Copy the material that follows word for word and omit its pictures.
#### INFORMATION PROVIDED ####
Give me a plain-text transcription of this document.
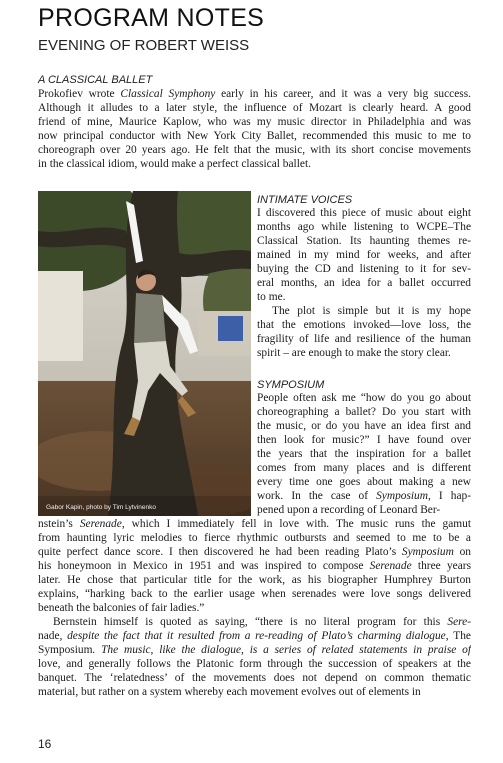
PROGRAM NOTES
EVENING OF ROBERT WEISS

A CLASSICAL BALLET

Prokofiev wrote Classical Symphony early in his career, and it was a very big success.
Although it alludes to a later style, the influence of Mozart is clearly heard. A good
friend of mine, Maurice Kaplow, who was my music director in Philadelphia and was
now principal conductor with New York City Ballet, recommended this music to me to
choreograph over 20 years ago. He felt that the music, with its short concise movements
in the classical idiom, would make a perfect classical ballet.
Gabor Kapin, photo by Tim Lytvinenko

INTIMATE VOICES

I discovered this piece of music about eight
months ago while listening to WCPE–The
Classical Station. Its haunting themes re-
mained in my mind for weeks, and after
buying the CD and listening to it for sev-
eral months, an idea for a ballet occurred
to me.
The plot is simple but it is my hope
that the emotions invoked—love loss, the
fragility of life and resilience of the human
spirit – are enough to make the story clear.

SYMPOSIUM

People often ask me “how do you go about
choreographing a ballet? Do you start with
the music, or do you have an idea first and
then look for music?” I have found over
the years that the inspiration for a ballet
comes from many places and is different
every time one goes about making a new
work. In the case of Symposium, I hap-
pened upon a recording of Leonard Ber-
nstein’s Serenade, which I immediately fell in love with. The music runs the gamut
from haunting lyric melodies to fierce rhythmic outbursts and seemed to me to be a
quite perfect dance score. I then discovered he had been reading Plato’s Symposium on
his honeymoon in Mexico in 1951 and was inspired to compose Serenade three years
later. He chose that particular title for the work, as his biographer Humphrey Burton
explains, “harking back to the earlier usage when serenades were love songs delivered
beneath the balconies of fair ladies.”
Bernstein himself is quoted as saying, “there is no literal program for this Sere-
nade, despite the fact that it resulted from a re-reading of Plato’s charming dialogue, The
Symposium. The music, like the dialogue, is a series of related statements in praise of
love, and generally follows the Platonic form through the succession of speakers at the
banquet. The ‘relatedness’ of the movements does not depend on common thematic
material, but rather on a system whereby each movement evolves out of elements in
16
####
REPLY:
Give me a plain-text transcription of this document.
PROGRAM NOTES
EVENING OF ROBERT WEISS

A CLASSICAL BALLET

Prokofiev wrote Classical Symphony early in his career, and it was a very big success.
Although it alludes to a later style, the influence of Mozart is clearly heard. A good
friend of mine, Maurice Kaplow, who was my music director in Philadelphia and was
now principal conductor with New York City Ballet, recommended this music to me to
choreograph over 20 years ago. He felt that the music, with its short concise movements
in the classical idiom, would make a perfect classical ballet.
Gabor Kapin, photo by Tim Lytvinenko

INTIMATE VOICES

I discovered this piece of music about eight
months ago while listening to WCPE–The
Classical Station. Its haunting themes re-
mained in my mind for weeks, and after
buying the CD and listening to it for sev-
eral months, an idea for a ballet occurred
to me.
The plot is simple but it is my hope
that the emotions invoked—love loss, the
fragility of life and resilience of the human
spirit – are enough to make the story clear.

SYMPOSIUM

People often ask me “how do you go about
choreographing a ballet? Do you start with
the music, or do you have an idea first and
then look for music?” I have found over
the years that the inspiration for a ballet
comes from many places and is different
every time one goes about making a new
work. In the case of Symposium, I hap-
pened upon a recording of Leonard Ber-
nstein’s Serenade, which I immediately fell in love with. The music runs the gamut
from haunting lyric melodies to fierce rhythmic outbursts and seemed to me to be a
quite perfect dance score. I then discovered he had been reading Plato’s Symposium on
his honeymoon in Mexico in 1951 and was inspired to compose Serenade three years
later. He chose that particular title for the work, as his biographer Humphrey Burton
explains, “harking back to the earlier usage when serenades were love songs delivered
beneath the balconies of fair ladies.”
Bernstein himself is quoted as saying, “there is no literal program for this Sere-
nade, despite the fact that it resulted from a re-reading of Plato’s charming dialogue, The
Symposium. The music, like the dialogue, is a series of related statements in praise of
love, and generally follows the Platonic form through the succession of speakers at the
banquet. The ‘relatedness’ of the movements does not depend on common thematic
material, but rather on a system whereby each movement evolves out of elements in
16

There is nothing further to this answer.